#### What is needed
Each line that includes "正确的一项是" counts once; give the total and nothing besides.

§

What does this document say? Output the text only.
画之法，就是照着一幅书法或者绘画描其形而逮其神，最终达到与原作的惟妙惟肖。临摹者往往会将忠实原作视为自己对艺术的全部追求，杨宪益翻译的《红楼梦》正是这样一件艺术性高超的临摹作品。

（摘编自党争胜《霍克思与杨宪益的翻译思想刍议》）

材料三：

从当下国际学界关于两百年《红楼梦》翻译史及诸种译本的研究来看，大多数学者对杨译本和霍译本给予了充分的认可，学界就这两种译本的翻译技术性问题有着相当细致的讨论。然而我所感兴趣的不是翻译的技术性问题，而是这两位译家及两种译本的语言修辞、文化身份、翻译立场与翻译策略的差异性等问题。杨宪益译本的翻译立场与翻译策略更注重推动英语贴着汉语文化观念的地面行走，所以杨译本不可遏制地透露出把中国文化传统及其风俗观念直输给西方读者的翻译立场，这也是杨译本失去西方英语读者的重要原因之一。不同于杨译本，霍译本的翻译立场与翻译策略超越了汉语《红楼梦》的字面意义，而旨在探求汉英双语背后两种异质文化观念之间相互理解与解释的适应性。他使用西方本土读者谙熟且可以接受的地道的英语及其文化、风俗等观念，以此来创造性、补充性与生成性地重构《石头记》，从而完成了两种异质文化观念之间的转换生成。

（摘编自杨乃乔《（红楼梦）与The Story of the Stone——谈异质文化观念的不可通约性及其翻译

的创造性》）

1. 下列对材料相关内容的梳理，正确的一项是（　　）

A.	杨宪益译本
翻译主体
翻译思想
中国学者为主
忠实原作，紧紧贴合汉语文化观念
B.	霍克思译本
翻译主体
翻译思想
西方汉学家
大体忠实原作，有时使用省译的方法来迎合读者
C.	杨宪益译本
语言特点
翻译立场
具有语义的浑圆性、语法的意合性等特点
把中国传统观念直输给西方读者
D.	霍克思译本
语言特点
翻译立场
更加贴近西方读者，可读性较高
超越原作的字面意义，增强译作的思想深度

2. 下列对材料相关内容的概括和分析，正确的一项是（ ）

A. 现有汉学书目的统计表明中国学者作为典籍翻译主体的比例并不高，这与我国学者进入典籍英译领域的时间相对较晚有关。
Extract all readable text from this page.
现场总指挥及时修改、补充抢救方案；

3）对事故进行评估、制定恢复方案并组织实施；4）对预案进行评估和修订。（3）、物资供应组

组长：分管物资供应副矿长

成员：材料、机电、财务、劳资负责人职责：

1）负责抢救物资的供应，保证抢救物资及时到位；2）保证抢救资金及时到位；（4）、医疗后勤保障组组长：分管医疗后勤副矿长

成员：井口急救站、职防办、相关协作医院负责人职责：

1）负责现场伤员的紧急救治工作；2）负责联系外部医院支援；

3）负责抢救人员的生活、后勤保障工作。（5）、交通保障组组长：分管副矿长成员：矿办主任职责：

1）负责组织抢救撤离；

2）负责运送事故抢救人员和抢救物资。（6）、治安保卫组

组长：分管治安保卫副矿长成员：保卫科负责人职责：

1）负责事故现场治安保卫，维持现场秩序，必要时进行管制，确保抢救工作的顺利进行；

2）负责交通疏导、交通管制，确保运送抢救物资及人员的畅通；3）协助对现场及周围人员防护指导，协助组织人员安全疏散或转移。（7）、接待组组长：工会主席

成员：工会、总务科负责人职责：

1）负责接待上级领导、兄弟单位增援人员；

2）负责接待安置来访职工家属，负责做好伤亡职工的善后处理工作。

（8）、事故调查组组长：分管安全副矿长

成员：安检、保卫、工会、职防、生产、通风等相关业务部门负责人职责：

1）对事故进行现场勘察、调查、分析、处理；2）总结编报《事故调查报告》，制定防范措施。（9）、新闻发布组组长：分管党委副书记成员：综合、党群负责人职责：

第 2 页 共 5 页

§

#### Task result
2